Dataset rows
──────

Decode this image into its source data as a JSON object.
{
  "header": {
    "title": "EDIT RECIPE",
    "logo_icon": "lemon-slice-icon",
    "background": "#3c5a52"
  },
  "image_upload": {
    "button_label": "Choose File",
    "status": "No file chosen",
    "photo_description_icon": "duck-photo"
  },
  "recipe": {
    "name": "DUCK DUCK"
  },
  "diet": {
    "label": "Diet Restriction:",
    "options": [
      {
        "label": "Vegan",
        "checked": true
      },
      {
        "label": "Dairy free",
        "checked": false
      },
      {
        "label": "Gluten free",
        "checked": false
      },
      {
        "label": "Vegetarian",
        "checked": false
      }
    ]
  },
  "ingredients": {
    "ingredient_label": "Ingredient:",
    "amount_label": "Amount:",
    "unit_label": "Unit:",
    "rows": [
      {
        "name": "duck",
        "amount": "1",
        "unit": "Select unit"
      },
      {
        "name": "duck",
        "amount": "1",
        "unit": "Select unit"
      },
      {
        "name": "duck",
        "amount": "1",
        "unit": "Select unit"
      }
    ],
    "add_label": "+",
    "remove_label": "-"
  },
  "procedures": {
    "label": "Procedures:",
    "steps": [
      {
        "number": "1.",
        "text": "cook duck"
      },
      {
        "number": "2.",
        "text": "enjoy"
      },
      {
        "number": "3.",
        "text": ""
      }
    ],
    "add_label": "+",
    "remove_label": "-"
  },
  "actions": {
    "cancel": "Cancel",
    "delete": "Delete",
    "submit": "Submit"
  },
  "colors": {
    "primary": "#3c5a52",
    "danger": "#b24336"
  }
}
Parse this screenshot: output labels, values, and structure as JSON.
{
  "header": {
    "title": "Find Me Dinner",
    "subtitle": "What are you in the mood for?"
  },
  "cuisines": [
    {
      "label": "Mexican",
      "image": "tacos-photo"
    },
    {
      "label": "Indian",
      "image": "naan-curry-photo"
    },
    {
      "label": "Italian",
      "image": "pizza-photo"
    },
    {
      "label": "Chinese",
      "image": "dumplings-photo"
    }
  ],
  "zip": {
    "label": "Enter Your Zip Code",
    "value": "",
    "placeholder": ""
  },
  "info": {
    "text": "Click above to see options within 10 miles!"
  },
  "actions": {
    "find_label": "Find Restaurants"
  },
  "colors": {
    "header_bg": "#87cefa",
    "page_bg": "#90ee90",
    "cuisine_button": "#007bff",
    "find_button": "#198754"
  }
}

──────

WRITTEN PROBLEM: Lines from the records above that hold "photo" are the ones to list.

OUTPUT FOR THIS EXERCISE:
    "photo_description_icon": "duck-photo"
      "image": "tacos-photo"
      "image": "naan-curry-photo"
      "image": "pizza-photo"
      "image": "dumplings-photo"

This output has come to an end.